[Dataset entries]

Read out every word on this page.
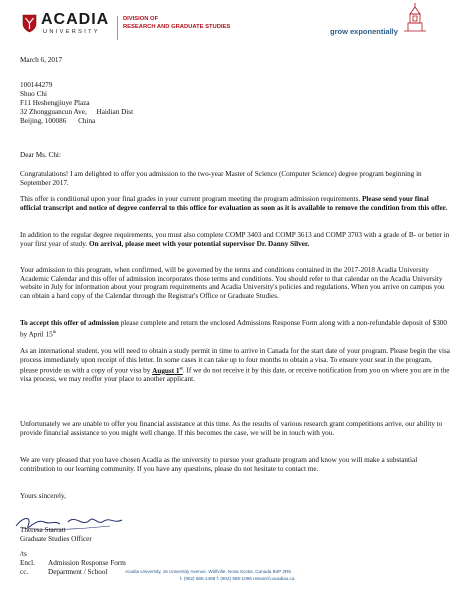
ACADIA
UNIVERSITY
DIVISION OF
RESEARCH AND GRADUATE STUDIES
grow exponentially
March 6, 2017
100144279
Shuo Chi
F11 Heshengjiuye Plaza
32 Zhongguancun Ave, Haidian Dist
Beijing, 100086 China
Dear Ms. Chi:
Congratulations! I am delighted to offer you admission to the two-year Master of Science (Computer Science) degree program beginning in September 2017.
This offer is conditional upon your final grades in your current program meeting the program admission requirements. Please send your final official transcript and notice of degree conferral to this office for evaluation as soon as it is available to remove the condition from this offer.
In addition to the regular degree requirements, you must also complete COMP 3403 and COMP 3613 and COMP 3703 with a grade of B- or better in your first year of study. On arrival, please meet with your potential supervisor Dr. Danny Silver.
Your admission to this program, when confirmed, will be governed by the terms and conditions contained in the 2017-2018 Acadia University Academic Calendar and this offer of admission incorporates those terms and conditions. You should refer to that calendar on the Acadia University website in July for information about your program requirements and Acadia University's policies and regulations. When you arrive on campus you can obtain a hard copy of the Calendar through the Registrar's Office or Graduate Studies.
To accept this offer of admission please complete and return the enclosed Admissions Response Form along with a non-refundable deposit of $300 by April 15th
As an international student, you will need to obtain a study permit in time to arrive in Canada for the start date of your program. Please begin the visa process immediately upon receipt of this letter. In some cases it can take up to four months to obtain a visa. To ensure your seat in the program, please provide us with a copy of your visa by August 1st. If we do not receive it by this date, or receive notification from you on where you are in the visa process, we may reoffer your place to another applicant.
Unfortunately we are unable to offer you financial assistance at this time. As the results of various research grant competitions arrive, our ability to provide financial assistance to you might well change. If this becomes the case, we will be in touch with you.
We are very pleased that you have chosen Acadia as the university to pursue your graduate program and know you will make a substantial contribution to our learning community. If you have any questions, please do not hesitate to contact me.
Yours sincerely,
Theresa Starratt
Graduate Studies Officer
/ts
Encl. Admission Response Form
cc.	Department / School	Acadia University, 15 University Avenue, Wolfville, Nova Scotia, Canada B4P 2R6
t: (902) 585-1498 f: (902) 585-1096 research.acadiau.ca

==

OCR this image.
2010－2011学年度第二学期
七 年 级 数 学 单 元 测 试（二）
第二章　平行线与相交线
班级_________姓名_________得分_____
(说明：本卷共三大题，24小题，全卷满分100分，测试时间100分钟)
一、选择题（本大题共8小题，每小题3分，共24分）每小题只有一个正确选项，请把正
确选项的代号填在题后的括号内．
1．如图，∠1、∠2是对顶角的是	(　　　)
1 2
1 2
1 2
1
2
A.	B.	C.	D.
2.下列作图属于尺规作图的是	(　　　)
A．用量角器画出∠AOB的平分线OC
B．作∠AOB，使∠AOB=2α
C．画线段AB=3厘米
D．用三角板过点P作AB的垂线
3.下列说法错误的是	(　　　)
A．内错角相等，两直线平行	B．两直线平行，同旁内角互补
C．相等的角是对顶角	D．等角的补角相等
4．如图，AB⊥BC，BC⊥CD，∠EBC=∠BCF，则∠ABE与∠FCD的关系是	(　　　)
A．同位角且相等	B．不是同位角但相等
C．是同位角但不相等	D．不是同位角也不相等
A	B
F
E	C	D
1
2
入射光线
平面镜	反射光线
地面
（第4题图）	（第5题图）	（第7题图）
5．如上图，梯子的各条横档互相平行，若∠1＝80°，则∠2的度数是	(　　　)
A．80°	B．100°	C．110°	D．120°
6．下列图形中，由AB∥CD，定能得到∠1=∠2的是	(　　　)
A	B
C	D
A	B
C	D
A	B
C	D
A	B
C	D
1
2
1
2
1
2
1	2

* * *

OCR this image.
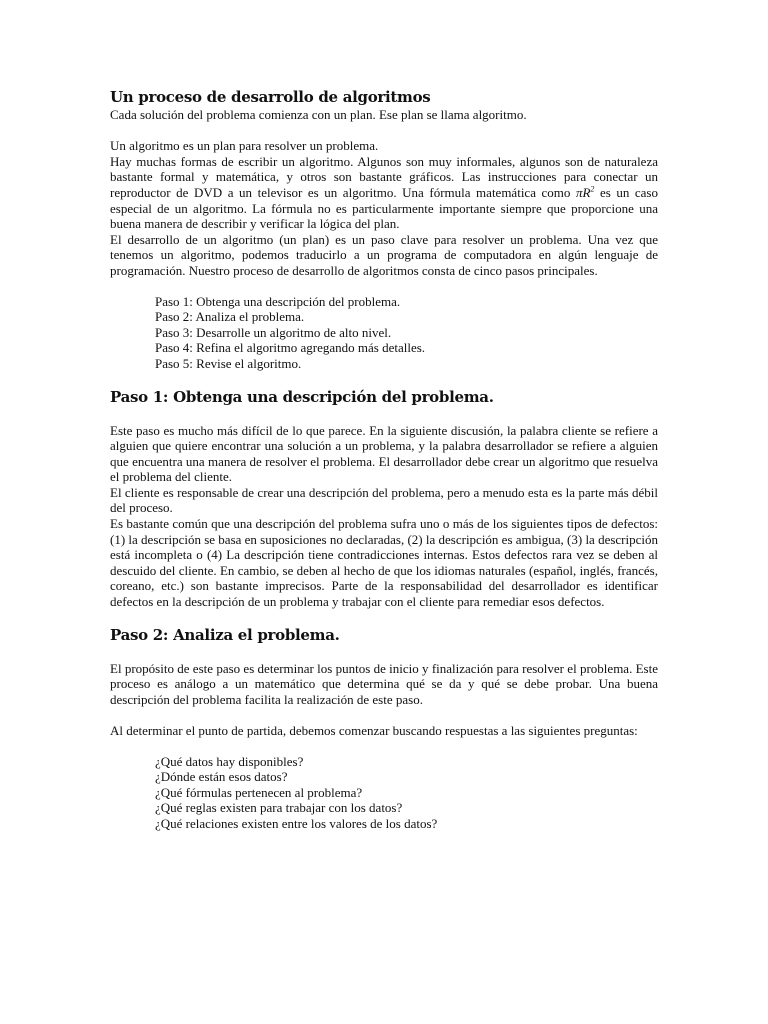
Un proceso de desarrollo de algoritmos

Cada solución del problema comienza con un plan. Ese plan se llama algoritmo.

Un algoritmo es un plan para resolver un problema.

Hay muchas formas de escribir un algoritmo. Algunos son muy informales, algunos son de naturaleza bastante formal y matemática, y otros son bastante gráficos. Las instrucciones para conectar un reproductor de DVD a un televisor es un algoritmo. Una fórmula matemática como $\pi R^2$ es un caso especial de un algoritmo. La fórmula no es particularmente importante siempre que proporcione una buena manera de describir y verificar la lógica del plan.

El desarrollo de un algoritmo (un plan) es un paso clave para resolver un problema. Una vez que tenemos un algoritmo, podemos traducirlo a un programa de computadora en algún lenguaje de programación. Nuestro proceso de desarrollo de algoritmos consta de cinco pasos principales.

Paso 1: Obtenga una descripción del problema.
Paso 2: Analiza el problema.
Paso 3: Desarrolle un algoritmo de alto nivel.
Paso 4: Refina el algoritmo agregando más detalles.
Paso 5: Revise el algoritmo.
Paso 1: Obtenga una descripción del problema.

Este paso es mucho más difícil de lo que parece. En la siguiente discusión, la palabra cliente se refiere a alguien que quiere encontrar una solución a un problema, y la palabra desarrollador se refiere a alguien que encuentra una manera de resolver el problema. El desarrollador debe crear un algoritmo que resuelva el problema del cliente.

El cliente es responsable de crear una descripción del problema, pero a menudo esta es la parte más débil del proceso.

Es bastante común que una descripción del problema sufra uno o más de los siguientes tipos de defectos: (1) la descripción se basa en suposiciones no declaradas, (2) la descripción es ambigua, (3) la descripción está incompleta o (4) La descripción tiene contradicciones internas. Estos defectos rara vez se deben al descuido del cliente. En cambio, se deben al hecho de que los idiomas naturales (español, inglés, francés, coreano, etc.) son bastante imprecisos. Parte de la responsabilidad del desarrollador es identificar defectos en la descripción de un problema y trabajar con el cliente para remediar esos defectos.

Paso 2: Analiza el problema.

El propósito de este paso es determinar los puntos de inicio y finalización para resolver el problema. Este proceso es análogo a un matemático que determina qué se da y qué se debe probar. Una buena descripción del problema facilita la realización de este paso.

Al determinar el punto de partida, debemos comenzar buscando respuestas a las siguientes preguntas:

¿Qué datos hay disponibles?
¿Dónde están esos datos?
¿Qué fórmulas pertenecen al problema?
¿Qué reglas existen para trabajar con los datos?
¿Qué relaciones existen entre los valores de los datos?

§ What is being asked:
Pick out lines containing the word "buena", each one as written.

§ Result:
Hay muchas formas de escribir un algoritmo. Algunos son muy informales, algunos son de naturaleza bastante formal y matemática, y otros son bastante gráficos. Las instrucciones para conectar un reproductor de DVD a un televisor es un algoritmo. Una fórmula matemática como $\pi R^2$ es un caso especial de un algoritmo. La fórmula no es particularmente importante siempre que proporcione una buena manera de describir y verificar la lógica del plan.
El propósito de este paso es determinar los puntos de inicio y finalización para resolver el problema. Este proceso es análogo a un matemático que determina qué se da y qué se debe probar. Una buena descripción del problema facilita la realización de este paso.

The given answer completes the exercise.